- _Task objective_
In the listing below, pick out lines with "title".

Items from a dataset
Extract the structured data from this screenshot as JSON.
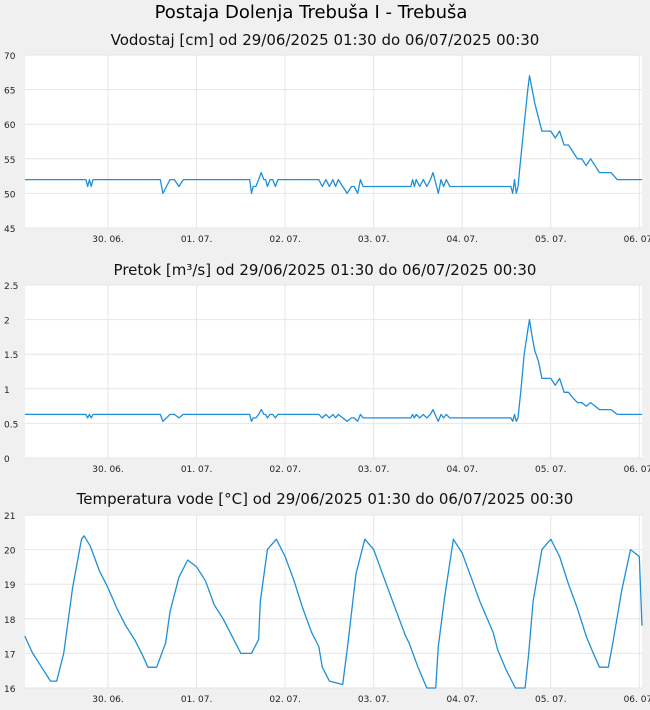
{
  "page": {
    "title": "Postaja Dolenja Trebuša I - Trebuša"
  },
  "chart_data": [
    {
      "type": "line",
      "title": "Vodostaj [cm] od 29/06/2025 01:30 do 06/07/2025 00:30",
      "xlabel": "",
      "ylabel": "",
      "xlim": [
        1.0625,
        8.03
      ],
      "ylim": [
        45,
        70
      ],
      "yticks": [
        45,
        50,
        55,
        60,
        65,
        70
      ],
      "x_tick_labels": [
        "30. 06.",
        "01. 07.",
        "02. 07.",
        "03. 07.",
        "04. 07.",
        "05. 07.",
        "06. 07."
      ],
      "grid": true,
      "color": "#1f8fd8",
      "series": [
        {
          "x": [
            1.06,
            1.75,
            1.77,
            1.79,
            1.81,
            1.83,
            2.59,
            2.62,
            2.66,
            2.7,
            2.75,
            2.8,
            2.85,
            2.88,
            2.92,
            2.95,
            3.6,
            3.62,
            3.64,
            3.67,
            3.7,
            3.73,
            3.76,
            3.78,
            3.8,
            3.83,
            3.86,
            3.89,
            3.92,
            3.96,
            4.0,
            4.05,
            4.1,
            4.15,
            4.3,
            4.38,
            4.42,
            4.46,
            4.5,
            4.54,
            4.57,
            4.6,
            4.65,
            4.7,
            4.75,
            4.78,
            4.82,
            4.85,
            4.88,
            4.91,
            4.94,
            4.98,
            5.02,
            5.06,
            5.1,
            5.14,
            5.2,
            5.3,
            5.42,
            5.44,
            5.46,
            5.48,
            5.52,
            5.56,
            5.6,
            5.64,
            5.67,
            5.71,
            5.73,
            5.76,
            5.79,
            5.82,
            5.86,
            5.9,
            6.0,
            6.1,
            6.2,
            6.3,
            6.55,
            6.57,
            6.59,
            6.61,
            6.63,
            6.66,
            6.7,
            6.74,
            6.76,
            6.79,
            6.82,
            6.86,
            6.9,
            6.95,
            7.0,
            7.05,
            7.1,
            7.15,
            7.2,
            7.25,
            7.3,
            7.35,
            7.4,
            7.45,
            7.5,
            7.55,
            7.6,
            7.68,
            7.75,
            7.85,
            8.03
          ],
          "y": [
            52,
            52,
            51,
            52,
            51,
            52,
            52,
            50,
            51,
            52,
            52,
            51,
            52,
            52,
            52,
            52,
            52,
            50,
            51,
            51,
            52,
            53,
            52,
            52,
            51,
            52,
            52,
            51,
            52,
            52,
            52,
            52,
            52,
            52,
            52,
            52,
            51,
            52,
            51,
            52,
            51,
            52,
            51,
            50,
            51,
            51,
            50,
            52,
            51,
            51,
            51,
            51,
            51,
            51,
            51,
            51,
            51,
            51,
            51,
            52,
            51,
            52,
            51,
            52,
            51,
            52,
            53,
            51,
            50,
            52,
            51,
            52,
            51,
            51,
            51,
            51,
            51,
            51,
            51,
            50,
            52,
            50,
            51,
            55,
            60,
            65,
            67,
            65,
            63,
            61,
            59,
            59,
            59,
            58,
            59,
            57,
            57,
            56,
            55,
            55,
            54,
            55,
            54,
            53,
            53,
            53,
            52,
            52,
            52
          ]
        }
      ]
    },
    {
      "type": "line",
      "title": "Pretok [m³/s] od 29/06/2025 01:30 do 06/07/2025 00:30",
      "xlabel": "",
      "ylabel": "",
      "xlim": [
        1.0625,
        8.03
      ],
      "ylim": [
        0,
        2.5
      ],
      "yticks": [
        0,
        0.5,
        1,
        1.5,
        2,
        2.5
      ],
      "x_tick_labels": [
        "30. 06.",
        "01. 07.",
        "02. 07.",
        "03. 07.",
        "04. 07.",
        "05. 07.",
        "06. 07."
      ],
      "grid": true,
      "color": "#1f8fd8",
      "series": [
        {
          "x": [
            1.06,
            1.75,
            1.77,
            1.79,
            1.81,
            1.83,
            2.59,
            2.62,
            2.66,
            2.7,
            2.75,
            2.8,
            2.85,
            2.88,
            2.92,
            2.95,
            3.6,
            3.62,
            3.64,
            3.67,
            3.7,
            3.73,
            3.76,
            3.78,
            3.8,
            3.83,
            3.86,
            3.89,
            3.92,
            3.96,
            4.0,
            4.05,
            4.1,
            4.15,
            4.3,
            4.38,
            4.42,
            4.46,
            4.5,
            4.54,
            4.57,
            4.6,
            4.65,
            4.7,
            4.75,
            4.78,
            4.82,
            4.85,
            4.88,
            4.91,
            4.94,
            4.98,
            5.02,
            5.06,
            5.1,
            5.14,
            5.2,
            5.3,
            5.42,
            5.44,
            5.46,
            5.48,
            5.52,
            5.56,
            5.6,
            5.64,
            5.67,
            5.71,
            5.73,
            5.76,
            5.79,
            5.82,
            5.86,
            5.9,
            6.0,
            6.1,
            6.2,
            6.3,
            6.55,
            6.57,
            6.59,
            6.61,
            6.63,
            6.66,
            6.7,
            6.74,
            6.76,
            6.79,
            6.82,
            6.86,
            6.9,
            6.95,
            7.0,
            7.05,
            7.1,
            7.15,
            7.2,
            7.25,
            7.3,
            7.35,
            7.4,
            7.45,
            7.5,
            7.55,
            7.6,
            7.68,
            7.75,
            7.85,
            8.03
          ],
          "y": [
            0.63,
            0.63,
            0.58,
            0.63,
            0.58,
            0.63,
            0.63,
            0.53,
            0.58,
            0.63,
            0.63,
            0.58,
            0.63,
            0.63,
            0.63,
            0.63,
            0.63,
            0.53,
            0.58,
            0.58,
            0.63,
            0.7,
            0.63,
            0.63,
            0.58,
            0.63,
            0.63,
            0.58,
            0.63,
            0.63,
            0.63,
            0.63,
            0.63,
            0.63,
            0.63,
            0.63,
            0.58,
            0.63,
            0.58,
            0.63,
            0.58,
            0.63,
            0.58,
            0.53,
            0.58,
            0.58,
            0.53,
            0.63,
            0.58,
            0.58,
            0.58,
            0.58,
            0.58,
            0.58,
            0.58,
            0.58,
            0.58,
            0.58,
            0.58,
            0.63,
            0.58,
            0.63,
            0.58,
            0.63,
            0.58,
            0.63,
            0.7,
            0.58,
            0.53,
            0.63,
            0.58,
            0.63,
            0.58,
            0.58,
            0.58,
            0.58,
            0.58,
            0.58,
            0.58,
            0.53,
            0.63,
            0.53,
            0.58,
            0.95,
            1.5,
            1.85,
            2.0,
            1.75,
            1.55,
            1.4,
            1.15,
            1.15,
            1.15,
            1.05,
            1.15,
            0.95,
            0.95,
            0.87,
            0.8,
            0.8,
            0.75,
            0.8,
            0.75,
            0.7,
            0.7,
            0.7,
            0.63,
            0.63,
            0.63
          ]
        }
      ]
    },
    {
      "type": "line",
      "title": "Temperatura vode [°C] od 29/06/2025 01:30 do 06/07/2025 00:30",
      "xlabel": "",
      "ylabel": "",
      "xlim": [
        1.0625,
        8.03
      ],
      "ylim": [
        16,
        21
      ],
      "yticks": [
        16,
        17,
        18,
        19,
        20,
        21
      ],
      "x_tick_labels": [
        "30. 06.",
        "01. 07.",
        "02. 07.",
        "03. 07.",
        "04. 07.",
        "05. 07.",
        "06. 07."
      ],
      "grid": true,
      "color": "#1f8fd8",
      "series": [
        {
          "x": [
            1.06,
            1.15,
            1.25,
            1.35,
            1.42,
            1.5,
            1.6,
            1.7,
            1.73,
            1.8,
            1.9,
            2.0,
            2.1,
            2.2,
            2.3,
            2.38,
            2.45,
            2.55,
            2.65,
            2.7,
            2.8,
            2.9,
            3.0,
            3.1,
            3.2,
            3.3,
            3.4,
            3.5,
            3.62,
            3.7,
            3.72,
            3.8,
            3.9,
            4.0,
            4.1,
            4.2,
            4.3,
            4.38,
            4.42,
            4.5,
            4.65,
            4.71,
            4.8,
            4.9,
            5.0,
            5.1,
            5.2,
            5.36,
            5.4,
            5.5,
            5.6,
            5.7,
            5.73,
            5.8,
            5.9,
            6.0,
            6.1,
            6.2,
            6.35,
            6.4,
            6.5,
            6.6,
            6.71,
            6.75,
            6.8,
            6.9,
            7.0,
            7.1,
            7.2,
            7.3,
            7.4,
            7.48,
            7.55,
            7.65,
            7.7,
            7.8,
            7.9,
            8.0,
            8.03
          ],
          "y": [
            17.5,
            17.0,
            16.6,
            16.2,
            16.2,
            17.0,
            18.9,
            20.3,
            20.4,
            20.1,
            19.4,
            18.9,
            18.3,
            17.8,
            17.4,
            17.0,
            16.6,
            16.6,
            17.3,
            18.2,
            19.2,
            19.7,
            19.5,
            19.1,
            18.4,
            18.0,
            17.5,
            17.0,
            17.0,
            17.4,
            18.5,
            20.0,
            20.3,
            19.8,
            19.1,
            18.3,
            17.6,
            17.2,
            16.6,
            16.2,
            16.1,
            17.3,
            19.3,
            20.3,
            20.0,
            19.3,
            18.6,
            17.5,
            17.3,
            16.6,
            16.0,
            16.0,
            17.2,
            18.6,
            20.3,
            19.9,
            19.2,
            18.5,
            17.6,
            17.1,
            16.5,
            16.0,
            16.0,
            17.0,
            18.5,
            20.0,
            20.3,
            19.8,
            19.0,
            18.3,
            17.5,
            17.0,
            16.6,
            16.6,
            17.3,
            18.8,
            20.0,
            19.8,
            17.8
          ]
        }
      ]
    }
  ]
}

- _Final answer_
    "title": "Postaja Dolenja Trebuša I - Trebuša"
      "title": "Vodostaj [cm] od 29/06/2025 01:30 do 06/07/2025 00:30",
      "title": "Pretok [m³/s] od 29/06/2025 01:30 do 06/07/2025 00:30",
      "title": "Temperatura vode [°C] od 29/06/2025 01:30 do 06/07/2025 00:30",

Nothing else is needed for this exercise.